Using the listing below, report all lines holding the word "Primary".

-- Start of Provided records --

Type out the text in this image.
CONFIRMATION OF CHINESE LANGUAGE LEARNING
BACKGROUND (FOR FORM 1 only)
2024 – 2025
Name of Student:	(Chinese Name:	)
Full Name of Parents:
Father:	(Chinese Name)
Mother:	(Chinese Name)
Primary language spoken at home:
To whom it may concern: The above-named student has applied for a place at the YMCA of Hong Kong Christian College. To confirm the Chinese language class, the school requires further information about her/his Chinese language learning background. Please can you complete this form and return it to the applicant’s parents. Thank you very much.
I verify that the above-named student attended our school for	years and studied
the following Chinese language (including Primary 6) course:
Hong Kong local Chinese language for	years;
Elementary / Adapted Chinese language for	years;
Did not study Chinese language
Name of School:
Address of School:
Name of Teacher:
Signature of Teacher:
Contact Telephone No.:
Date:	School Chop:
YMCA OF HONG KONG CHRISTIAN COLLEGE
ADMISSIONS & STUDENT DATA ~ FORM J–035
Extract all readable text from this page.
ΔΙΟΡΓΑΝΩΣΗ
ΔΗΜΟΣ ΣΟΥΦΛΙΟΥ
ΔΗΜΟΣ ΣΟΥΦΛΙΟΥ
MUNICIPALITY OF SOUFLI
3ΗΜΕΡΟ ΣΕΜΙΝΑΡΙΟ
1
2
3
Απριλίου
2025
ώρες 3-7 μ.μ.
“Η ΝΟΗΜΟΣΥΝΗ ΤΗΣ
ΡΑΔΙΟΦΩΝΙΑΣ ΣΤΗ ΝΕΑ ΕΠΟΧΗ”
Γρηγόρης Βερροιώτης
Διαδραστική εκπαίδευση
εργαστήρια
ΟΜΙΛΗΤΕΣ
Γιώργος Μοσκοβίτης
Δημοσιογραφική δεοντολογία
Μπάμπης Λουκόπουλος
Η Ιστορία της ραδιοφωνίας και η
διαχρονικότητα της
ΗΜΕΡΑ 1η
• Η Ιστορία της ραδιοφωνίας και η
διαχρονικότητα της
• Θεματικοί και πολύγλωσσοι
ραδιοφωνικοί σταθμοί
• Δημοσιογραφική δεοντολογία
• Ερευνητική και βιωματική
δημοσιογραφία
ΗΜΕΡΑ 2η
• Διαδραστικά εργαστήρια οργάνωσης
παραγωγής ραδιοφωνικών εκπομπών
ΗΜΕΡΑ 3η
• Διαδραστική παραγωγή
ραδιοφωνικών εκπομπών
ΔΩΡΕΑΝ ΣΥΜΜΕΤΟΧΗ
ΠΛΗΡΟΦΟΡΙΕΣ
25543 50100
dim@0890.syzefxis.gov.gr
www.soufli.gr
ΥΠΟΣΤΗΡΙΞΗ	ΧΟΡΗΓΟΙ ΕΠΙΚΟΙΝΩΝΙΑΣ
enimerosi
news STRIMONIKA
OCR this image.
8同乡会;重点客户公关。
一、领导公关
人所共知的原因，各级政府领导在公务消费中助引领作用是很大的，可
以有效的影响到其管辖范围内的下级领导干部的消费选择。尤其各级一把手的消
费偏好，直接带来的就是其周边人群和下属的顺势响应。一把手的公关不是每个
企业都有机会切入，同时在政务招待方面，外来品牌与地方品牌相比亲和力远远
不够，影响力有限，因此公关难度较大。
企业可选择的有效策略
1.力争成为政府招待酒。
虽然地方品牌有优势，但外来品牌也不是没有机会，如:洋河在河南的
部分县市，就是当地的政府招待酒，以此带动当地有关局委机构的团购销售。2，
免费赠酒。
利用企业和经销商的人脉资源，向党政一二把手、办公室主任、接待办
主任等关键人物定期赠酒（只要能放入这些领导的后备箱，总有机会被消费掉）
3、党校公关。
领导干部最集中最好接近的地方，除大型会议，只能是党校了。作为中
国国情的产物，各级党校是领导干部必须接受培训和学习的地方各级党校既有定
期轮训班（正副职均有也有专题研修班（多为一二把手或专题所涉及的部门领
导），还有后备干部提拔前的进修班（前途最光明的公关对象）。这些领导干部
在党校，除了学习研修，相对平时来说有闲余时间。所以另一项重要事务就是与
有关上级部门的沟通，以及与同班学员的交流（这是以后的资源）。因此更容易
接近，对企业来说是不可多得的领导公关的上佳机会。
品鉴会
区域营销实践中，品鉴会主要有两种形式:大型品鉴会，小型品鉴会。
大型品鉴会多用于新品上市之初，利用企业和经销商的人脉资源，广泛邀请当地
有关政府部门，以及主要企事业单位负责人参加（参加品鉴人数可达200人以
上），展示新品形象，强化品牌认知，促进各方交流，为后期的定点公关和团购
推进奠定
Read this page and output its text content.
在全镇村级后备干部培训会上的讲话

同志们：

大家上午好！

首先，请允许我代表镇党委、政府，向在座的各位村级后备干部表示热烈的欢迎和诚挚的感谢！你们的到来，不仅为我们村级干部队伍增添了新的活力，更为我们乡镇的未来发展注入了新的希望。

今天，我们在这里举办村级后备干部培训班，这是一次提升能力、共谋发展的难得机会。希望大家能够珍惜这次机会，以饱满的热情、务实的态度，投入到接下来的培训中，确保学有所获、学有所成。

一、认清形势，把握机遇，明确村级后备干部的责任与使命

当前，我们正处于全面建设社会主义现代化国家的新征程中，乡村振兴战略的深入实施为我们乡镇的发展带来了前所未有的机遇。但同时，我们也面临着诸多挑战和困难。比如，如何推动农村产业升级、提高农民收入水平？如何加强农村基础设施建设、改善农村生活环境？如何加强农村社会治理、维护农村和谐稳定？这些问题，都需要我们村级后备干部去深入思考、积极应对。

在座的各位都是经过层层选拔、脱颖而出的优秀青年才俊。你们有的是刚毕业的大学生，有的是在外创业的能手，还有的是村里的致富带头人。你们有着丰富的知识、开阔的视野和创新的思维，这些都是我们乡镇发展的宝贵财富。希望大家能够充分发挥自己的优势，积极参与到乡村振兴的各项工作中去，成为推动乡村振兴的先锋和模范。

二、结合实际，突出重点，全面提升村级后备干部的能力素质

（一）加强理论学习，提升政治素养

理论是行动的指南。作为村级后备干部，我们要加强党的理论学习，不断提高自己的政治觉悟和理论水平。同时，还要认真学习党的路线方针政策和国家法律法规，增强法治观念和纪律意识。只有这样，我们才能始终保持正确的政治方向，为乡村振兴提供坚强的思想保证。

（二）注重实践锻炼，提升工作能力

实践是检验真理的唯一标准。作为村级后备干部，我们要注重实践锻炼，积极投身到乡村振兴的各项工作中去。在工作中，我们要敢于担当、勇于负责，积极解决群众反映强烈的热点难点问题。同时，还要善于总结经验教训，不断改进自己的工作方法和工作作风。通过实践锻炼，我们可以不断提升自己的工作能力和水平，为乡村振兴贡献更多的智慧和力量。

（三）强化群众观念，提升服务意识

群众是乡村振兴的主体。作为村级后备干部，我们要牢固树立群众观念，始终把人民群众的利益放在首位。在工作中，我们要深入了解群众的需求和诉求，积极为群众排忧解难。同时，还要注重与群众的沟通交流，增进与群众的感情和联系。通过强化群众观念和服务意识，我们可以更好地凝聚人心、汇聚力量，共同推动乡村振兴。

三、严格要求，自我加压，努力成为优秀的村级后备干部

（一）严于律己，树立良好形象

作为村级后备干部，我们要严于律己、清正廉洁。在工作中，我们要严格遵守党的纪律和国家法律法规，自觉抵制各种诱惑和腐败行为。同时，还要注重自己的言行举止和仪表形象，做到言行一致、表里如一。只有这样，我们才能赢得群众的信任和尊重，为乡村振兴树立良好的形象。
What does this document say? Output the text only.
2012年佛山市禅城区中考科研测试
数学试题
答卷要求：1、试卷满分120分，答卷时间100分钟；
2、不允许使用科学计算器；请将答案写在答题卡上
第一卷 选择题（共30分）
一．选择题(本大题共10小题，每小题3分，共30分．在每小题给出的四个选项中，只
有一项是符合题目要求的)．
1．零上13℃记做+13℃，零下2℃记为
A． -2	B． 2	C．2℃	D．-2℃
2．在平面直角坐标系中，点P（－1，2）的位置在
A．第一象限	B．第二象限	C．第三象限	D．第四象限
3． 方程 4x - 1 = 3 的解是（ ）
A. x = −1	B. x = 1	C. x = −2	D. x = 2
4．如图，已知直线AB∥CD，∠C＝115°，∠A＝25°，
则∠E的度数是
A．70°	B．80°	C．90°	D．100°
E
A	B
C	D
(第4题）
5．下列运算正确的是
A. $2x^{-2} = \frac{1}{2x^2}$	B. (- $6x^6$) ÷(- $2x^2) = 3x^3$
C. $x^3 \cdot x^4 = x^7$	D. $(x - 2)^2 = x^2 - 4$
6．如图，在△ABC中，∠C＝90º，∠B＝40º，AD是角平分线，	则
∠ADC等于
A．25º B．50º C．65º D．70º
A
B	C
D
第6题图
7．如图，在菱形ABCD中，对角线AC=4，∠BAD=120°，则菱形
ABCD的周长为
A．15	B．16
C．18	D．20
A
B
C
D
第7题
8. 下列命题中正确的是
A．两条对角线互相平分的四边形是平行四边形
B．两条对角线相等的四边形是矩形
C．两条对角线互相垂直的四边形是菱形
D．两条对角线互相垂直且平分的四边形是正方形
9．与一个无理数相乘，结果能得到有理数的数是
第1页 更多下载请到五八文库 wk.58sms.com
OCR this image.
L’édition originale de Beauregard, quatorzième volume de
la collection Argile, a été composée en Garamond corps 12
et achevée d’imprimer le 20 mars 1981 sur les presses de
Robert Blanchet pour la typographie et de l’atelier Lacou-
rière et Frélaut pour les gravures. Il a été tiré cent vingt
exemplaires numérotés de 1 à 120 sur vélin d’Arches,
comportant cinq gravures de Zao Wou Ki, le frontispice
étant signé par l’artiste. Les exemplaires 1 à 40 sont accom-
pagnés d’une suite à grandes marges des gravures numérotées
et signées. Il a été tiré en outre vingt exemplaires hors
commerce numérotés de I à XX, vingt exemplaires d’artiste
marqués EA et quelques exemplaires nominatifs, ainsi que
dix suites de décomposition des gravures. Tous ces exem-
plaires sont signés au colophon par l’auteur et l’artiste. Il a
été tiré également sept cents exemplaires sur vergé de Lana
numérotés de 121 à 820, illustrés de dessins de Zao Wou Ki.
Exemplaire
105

-- End of Provided records --

> Problem solution
Primary language spoken at home:
the following Chinese language (including Primary 6) course:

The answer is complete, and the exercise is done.